(Figure record extracts)
Begin

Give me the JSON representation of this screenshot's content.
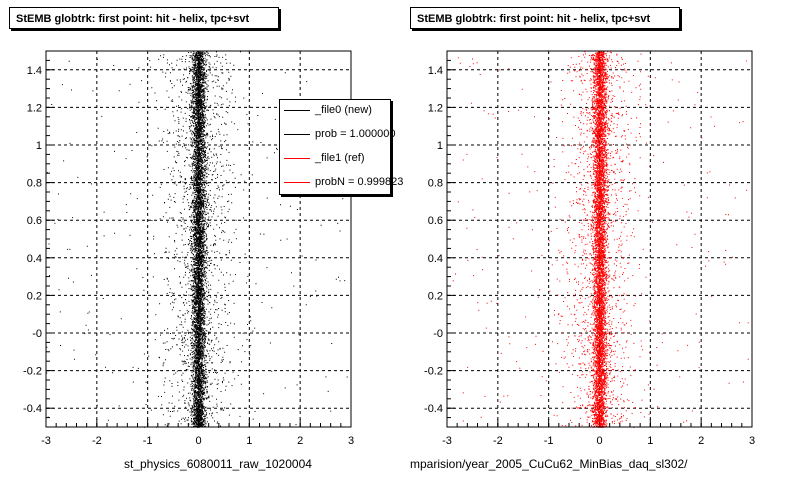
{
  "panels": [
    {
      "title": "StEMB globtrk: first point: hit - helix, tpc+svt",
      "xlabel": "st_physics_6080011_raw_1020004",
      "color": "#000000"
    },
    {
      "title": "StEMB globtrk: first point: hit - helix, tpc+svt",
      "xlabel": "mparision/year_2005_CuCu62_MinBias_daq_sl302/",
      "color": "#ff0000"
    }
  ],
  "legend": {
    "entries": [
      {
        "label": "_file0 (new)",
        "color": "#000000"
      },
      {
        "label": "prob = 1.000000",
        "color": "#000000"
      },
      {
        "label": "_file1 (ref)",
        "color": "#ff0000"
      },
      {
        "label": "probN = 0.999823",
        "color": "#ff0000"
      }
    ]
  },
  "chart_data": [
    {
      "type": "scatter",
      "title": "StEMB globtrk: first point: hit - helix, tpc+svt",
      "xlabel": "st_physics_6080011_raw_1020004",
      "ylabel": "",
      "xlim": [
        -3,
        3
      ],
      "ylim": [
        -0.5,
        1.5
      ],
      "xticks": [
        "-3",
        "-2",
        "-1",
        "0",
        "1",
        "2",
        "3"
      ],
      "yticks": [
        "-0.4",
        "-0.2",
        "-0",
        "0.2",
        "0.4",
        "0.6",
        "0.8",
        "1",
        "1.2",
        "1.4"
      ],
      "grid": true,
      "series": [
        {
          "name": "_file0 (new)",
          "color": "#000000",
          "x_center": 0.0,
          "core_halfwidth": 0.12,
          "halo_halfwidth": 1.0
        }
      ]
    },
    {
      "type": "scatter",
      "title": "StEMB globtrk: first point: hit - helix, tpc+svt",
      "xlabel": "mparision/year_2005_CuCu62_MinBias_daq_sl302/",
      "ylabel": "",
      "xlim": [
        -3,
        3
      ],
      "ylim": [
        -0.5,
        1.5
      ],
      "xticks": [
        "-3",
        "-2",
        "-1",
        "0",
        "1",
        "2",
        "3"
      ],
      "yticks": [
        "-0.4",
        "-0.2",
        "-0",
        "0.2",
        "0.4",
        "0.6",
        "0.8",
        "1",
        "1.2",
        "1.4"
      ],
      "grid": true,
      "series": [
        {
          "name": "_file1 (ref)",
          "color": "#ff0000",
          "x_center": 0.0,
          "core_halfwidth": 0.12,
          "halo_halfwidth": 1.0
        }
      ]
    }
  ]
}
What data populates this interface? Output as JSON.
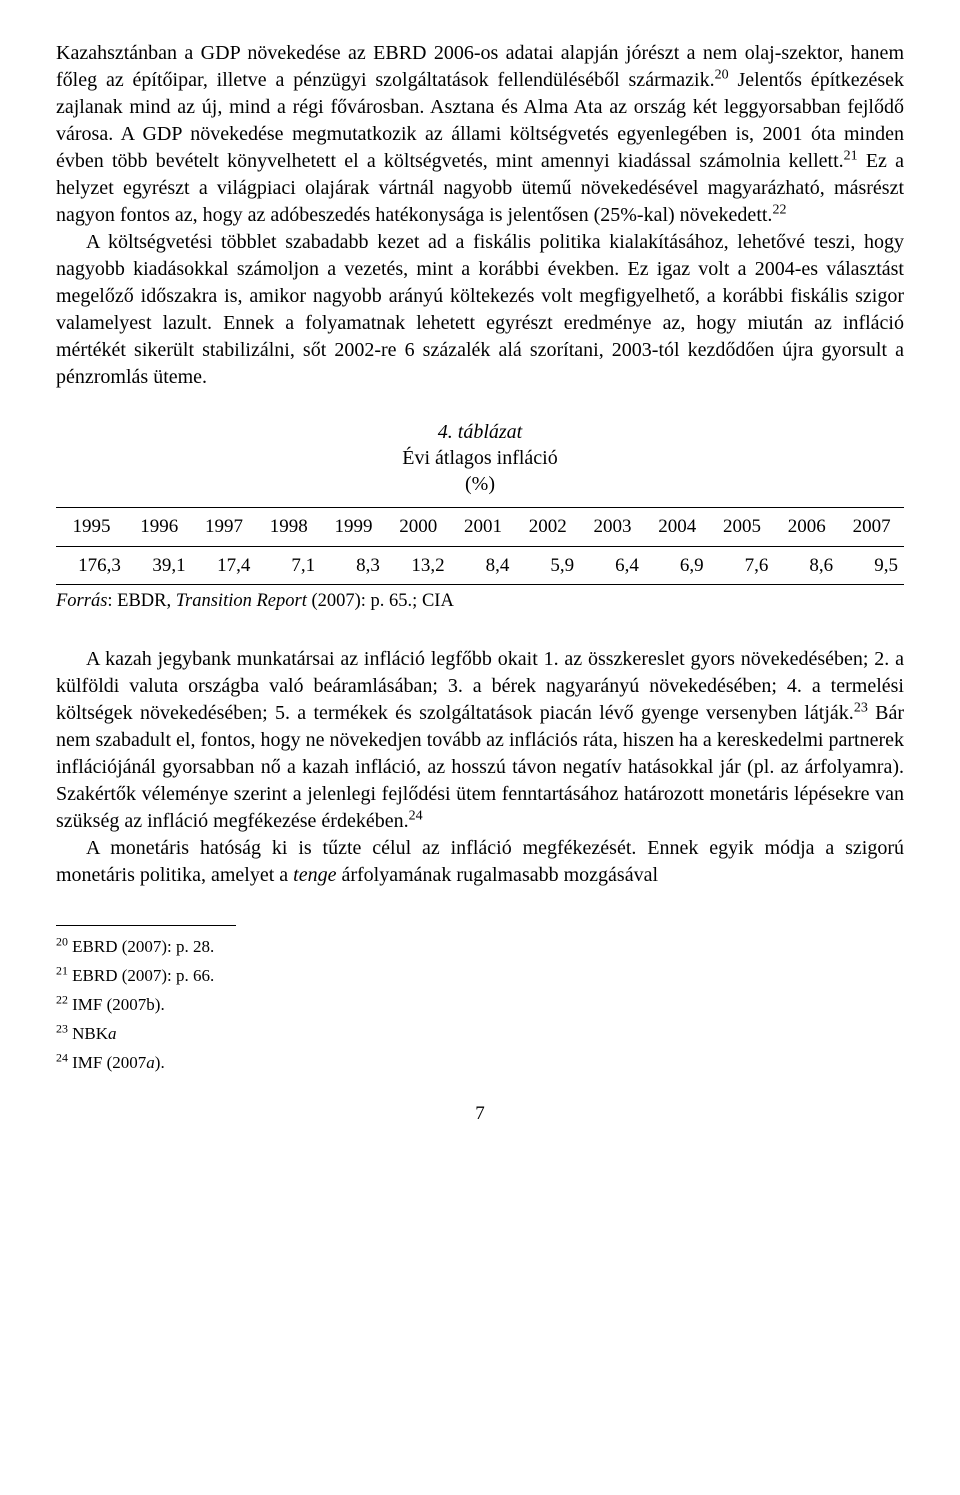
{
  "paragraphs": {
    "p1_a": "Kazahsztánban a GDP növekedése az EBRD 2006-os adatai alapján jórészt a nem olaj-szektor, hanem főleg az építőipar, illetve a pénzügyi szolgáltatások fellendüléséből származik.",
    "p1_b": " Jelentős építkezések zajlanak mind az új, mind a régi fővárosban. Asztana és Alma Ata az ország két leggyorsabban fejlődő városa. A GDP növekedése megmutatkozik az állami költségvetés egyenlegében is, 2001 óta minden évben több bevételt könyvelhetett el a költségvetés, mint amennyi kiadással számolnia kellett.",
    "p1_c": " Ez a helyzet egyrészt a világpiaci olajárak vártnál nagyobb ütemű növekedésével magyarázható, másrészt nagyon fontos az, hogy az adóbeszedés hatékonysága is jelentősen (25%-kal) növekedett.",
    "p2": "A költségvetési többlet szabadabb kezet ad a fiskális politika kialakításához, lehetővé teszi, hogy nagyobb kiadásokkal számoljon a vezetés, mint a korábbi években. Ez igaz volt a 2004-es választást megelőző időszakra is, amikor nagyobb arányú költekezés volt megfigyelhető, a korábbi fiskális szigor valamelyest lazult. Ennek a folyamatnak lehetett egyrészt eredménye az, hogy miután az infláció mértékét sikerült stabilizálni, sőt 2002-re 6 százalék alá szorítani, 2003-tól kezdődően újra gyorsult a pénzromlás üteme.",
    "p3_a": "A kazah jegybank munkatársai az infláció legfőbb okait 1. az összkereslet gyors növekedésében; 2. a külföldi valuta országba való beáramlásában; 3. a bérek nagyarányú növekedésében; 4. a termelési költségek növekedésében; 5. a termékek és szolgáltatások piacán lévő gyenge versenyben látják.",
    "p3_b": " Bár nem szabadult el, fontos, hogy ne növekedjen tovább az inflációs ráta, hiszen ha a kereskedelmi partnerek inflációjánál gyorsabban nő a kazah infláció, az hosszú távon negatív hatásokkal jár (pl. az árfolyamra). Szakértők véleménye szerint a jelenlegi fejlődési ütem fenntartásához határozott monetáris lépésekre van szükség az infláció megfékezése érdekében.",
    "p4_a": "A monetáris hatóság ki is tűzte célul az infláció megfékezését. Ennek egyik módja a szigorú monetáris politika, amelyet a ",
    "p4_ital": "tenge",
    "p4_b": " árfolyamának rugalmasabb mozgásával"
  },
  "table": {
    "caption_num": "4. táblázat",
    "caption_title": "Évi átlagos infláció",
    "caption_unit": "(%)",
    "headers": [
      "1995",
      "1996",
      "1997",
      "1998",
      "1999",
      "2000",
      "2001",
      "2002",
      "2003",
      "2004",
      "2005",
      "2006",
      "2007"
    ],
    "row": [
      "176,3",
      "39,1",
      "17,4",
      "7,1",
      "8,3",
      "13,2",
      "8,4",
      "5,9",
      "6,4",
      "6,9",
      "7,6",
      "8,6",
      "9,5"
    ],
    "source_label": "Forrás",
    "source_text_a": ": EBDR, ",
    "source_ital": "Transition Report",
    "source_text_b": " (2007): p. 65.; CIA"
  },
  "superscripts": {
    "s20": "20",
    "s21": "21",
    "s22": "22",
    "s23": "23",
    "s24": "24"
  },
  "footnotes": {
    "f20": " EBRD (2007): p. 28.",
    "f21": " EBRD (2007): p. 66.",
    "f22": " IMF (2007b).",
    "f23_a": " NBK",
    "f23_ital": "a",
    "f24_a": " IMF (2007",
    "f24_ital": "a",
    "f24_b": ")."
  },
  "pagenum": "7"
}
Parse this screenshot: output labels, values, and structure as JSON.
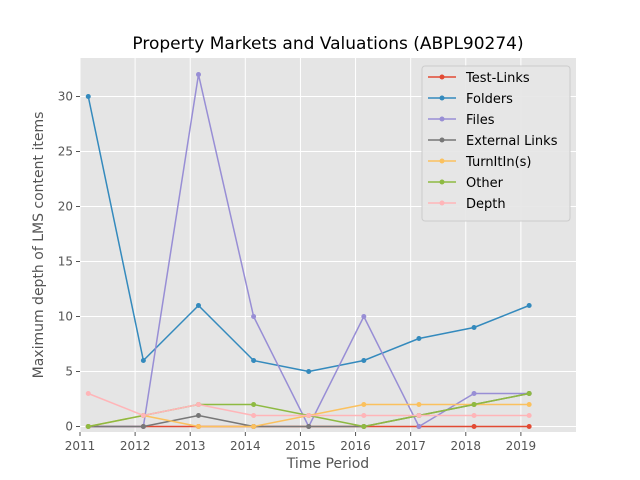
{
  "chart_data": {
    "type": "line",
    "title": "Property Markets and Valuations (ABPL90274)",
    "xlabel": "Time Period",
    "ylabel": "Maximum depth of LMS content items",
    "xlim": [
      2011,
      2020
    ],
    "ylim": [
      -0.5,
      33.5
    ],
    "xticks": [
      2011,
      2012,
      2013,
      2014,
      2015,
      2016,
      2017,
      2018,
      2019
    ],
    "yticks": [
      0,
      5,
      10,
      15,
      20,
      25,
      30
    ],
    "grid": true,
    "legend_position": "top-right",
    "x": [
      2011.15,
      2012.15,
      2013.15,
      2014.15,
      2015.15,
      2016.15,
      2017.15,
      2018.15,
      2019.15
    ],
    "series": [
      {
        "name": "Test-Links",
        "color": "#e24a33",
        "values": [
          0,
          0,
          0,
          0,
          0,
          0,
          0,
          0,
          0
        ]
      },
      {
        "name": "Folders",
        "color": "#348abd",
        "values": [
          30,
          6,
          11,
          6,
          5,
          6,
          8,
          9,
          11
        ]
      },
      {
        "name": "Files",
        "color": "#988ed5",
        "values": [
          0,
          0,
          32,
          10,
          0,
          10,
          0,
          3,
          3
        ]
      },
      {
        "name": "External Links",
        "color": "#777777",
        "values": [
          0,
          0,
          1,
          0,
          0,
          0,
          1,
          2,
          3
        ]
      },
      {
        "name": "TurnItIn(s)",
        "color": "#fbc15e",
        "values": [
          0,
          1,
          0,
          0,
          1,
          2,
          2,
          2,
          2
        ]
      },
      {
        "name": "Other",
        "color": "#8eba42",
        "values": [
          0,
          1,
          2,
          2,
          1,
          0,
          1,
          2,
          3
        ]
      },
      {
        "name": "Depth",
        "color": "#ffb5b8",
        "values": [
          3,
          1,
          2,
          1,
          1,
          1,
          1,
          1,
          1
        ]
      }
    ]
  }
}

End

## Given request
Find the word "nagyobb" and list each line it appears in.

## Answer below
    "p1_c": " Ez a helyzet egyrészt a világpiaci olajárak vártnál nagyobb ütemű növekedésével magyarázható, másrészt nagyon fontos az, hogy az adóbeszedés hatékonysága is jelentősen (25%-kal) növekedett.",
    "p2": "A költségvetési többlet szabadabb kezet ad a fiskális politika kialakításához, lehetővé teszi, hogy nagyobb kiadásokkal számoljon a vezetés, mint a korábbi években. Ez igaz volt a 2004-es választást megelőző időszakra is, amikor nagyobb arányú költekezés volt megfigyelhető, a korábbi fiskális szigor valamelyest lazult. Ennek a folyamatnak lehetett egyrészt eredménye az, hogy miután az infláció mértékét sikerült stabilizálni, sőt 2002-re 6 százalék alá szorítani, 2003-tól kezdődően újra gyorsult a pénzromlás üteme.",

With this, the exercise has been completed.